===== Data extract

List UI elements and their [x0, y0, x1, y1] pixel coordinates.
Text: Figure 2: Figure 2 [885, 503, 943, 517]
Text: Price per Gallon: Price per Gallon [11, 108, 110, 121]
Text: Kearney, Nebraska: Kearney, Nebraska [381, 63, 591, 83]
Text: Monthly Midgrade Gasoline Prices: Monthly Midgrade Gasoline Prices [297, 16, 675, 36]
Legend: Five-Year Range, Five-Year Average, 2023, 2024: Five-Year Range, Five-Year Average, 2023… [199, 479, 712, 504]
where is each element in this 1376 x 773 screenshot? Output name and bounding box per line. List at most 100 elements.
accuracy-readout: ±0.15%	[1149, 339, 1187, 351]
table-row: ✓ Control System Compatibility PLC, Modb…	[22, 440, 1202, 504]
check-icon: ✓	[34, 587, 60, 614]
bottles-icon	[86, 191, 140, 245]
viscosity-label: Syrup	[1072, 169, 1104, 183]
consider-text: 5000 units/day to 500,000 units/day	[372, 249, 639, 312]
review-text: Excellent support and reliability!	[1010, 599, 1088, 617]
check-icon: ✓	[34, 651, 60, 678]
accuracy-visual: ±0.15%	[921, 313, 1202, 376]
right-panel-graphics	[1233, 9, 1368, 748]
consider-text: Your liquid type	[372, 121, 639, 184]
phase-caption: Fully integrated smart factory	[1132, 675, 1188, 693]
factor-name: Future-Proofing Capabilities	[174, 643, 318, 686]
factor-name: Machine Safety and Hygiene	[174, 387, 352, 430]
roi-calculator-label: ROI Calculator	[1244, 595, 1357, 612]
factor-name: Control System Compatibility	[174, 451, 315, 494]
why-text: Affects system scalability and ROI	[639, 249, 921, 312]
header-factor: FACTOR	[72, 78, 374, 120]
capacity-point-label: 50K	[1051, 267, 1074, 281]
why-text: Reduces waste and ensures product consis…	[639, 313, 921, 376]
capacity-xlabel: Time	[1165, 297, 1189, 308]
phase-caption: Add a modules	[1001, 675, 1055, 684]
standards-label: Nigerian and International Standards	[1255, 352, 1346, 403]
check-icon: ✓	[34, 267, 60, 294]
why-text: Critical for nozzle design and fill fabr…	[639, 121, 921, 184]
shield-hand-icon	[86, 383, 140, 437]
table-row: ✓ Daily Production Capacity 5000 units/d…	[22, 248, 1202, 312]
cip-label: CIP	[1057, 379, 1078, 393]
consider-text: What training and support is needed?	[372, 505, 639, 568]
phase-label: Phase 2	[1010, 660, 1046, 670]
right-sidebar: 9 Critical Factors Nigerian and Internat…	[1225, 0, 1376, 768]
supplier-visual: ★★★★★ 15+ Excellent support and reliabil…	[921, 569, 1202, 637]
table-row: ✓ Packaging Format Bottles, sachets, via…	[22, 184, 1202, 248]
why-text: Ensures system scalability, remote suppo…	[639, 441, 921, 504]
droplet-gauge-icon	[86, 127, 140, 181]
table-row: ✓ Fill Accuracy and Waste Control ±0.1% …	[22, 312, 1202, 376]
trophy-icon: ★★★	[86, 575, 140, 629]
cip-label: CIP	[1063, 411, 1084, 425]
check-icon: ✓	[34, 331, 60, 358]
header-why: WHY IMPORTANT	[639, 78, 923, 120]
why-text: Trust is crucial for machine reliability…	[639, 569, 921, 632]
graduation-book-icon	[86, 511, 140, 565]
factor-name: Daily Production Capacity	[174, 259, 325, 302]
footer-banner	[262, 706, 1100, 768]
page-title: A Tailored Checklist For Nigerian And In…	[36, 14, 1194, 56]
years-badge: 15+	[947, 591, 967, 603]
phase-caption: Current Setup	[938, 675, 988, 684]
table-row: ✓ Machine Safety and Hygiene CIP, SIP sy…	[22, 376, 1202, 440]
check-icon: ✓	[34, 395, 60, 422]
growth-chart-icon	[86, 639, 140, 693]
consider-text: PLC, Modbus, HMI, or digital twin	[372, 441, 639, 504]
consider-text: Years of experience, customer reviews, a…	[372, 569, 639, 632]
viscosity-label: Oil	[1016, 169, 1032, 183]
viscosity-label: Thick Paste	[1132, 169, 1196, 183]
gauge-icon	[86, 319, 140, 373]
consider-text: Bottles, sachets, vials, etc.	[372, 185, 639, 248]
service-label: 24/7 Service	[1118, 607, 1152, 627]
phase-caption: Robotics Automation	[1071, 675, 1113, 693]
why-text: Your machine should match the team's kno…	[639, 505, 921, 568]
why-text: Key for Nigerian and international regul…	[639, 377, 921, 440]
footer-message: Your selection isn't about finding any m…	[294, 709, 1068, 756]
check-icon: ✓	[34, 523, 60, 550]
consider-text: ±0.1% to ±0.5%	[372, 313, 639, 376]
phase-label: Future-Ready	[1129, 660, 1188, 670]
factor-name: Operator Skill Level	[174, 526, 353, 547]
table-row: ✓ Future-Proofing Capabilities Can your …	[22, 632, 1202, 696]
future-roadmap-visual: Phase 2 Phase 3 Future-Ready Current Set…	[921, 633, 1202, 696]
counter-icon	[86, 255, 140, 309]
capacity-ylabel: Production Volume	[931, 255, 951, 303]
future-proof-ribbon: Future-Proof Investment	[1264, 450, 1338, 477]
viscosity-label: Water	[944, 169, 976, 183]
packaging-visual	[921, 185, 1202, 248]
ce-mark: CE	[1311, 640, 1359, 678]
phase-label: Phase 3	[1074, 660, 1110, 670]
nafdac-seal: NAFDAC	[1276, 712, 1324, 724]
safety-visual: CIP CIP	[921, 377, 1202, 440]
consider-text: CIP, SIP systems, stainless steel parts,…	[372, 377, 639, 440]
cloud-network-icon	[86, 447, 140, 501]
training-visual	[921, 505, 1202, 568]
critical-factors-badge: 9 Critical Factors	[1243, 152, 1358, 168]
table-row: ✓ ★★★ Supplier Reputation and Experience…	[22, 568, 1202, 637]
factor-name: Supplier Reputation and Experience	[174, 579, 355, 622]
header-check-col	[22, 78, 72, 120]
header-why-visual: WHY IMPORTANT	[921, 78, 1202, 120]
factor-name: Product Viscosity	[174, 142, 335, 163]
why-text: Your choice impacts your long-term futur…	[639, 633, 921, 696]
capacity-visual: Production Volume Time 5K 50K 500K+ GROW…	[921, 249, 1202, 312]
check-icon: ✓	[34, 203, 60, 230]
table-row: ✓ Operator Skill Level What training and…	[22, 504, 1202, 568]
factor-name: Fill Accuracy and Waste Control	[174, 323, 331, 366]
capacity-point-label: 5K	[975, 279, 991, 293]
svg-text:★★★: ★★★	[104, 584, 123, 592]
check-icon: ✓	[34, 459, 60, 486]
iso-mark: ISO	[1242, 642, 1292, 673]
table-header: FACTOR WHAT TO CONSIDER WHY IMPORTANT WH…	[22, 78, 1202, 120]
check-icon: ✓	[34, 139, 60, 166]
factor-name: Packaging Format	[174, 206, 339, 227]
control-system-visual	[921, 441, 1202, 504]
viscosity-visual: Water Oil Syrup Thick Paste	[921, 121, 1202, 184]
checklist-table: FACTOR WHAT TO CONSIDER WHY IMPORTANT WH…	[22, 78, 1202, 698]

==========

Aim:
Write out the items verbatim, from the first line through the line that contains "table-row: ✓ Control", including both of those lines.

In response:
List UI elements and their [x0, y0, x1, y1] pixel coordinates.
Text: Figure 2: Figure 2 [885, 503, 943, 517]
Text: Price per Gallon: Price per Gallon [11, 108, 110, 121]
Text: Kearney, Nebraska: Kearney, Nebraska [381, 63, 591, 83]
Text: Monthly Midgrade Gasoline Prices: Monthly Midgrade Gasoline Prices [297, 16, 675, 36]
Legend: Five-Year Range, Five-Year Average, 2023, 2024: Five-Year Range, Five-Year Average, 2023… [199, 479, 712, 504]
where is each element in this 1376 x 773 screenshot? Output name and bounding box per line. List at most 100 elements.
accuracy-readout: ±0.15%	[1149, 339, 1187, 351]
table-row: ✓ Control System Compatibility PLC, Modb…	[22, 440, 1202, 504]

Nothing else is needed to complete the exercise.